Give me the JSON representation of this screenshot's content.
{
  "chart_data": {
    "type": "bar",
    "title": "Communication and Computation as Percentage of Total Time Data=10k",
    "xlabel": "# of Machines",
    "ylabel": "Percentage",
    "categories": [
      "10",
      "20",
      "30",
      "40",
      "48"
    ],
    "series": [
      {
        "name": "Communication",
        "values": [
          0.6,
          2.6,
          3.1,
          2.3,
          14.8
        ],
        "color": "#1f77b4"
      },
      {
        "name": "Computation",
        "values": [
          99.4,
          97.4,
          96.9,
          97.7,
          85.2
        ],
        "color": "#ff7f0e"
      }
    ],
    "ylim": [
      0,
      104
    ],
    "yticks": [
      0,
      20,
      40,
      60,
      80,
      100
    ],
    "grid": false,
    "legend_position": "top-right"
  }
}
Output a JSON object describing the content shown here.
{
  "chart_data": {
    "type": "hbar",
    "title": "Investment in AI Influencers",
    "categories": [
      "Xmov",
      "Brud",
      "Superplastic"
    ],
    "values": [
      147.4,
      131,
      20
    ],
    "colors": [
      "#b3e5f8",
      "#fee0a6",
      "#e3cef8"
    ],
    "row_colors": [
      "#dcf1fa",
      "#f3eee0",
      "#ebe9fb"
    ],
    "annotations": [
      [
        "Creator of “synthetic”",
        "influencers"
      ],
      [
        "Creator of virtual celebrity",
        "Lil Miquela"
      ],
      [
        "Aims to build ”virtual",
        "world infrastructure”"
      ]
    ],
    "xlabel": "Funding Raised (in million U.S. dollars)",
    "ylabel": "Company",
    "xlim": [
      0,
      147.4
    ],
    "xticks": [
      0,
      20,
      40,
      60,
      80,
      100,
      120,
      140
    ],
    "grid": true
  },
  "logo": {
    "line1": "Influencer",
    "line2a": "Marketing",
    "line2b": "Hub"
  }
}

::::

• **Task requirements**: Copy only this span: the line that contains "Output a JSON", the last line, and every line between them.

• **Correct result**:
Output a JSON object describing the content shown here.
{
  "chart_data": {
    "type": "hbar",
    "title": "Investment in AI Influencers",
    "categories": [
      "Xmov",
      "Brud",
      "Superplastic"
    ],
    "values": [
      147.4,
      131,
      20
    ],
    "colors": [
      "#b3e5f8",
      "#fee0a6",
      "#e3cef8"
    ],
    "row_colors": [
      "#dcf1fa",
      "#f3eee0",
      "#ebe9fb"
    ],
    "annotations": [
      [
        "Creator of “synthetic”",
        "influencers"
      ],
      [
        "Creator of virtual celebrity",
        "Lil Miquela"
      ],
      [
        "Aims to build ”virtual",
        "world infrastructure”"
      ]
    ],
    "xlabel": "Funding Raised (in million U.S. dollars)",
    "ylabel": "Company",
    "xlim": [
      0,
      147.4
    ],
    "xticks": [
      0,
      20,
      40,
      60,
      80,
      100,
      120,
      140
    ],
    "grid": true
  },
  "logo": {
    "line1": "Influencer",
    "line2a": "Marketing",
    "line2b": "Hub"
  }
}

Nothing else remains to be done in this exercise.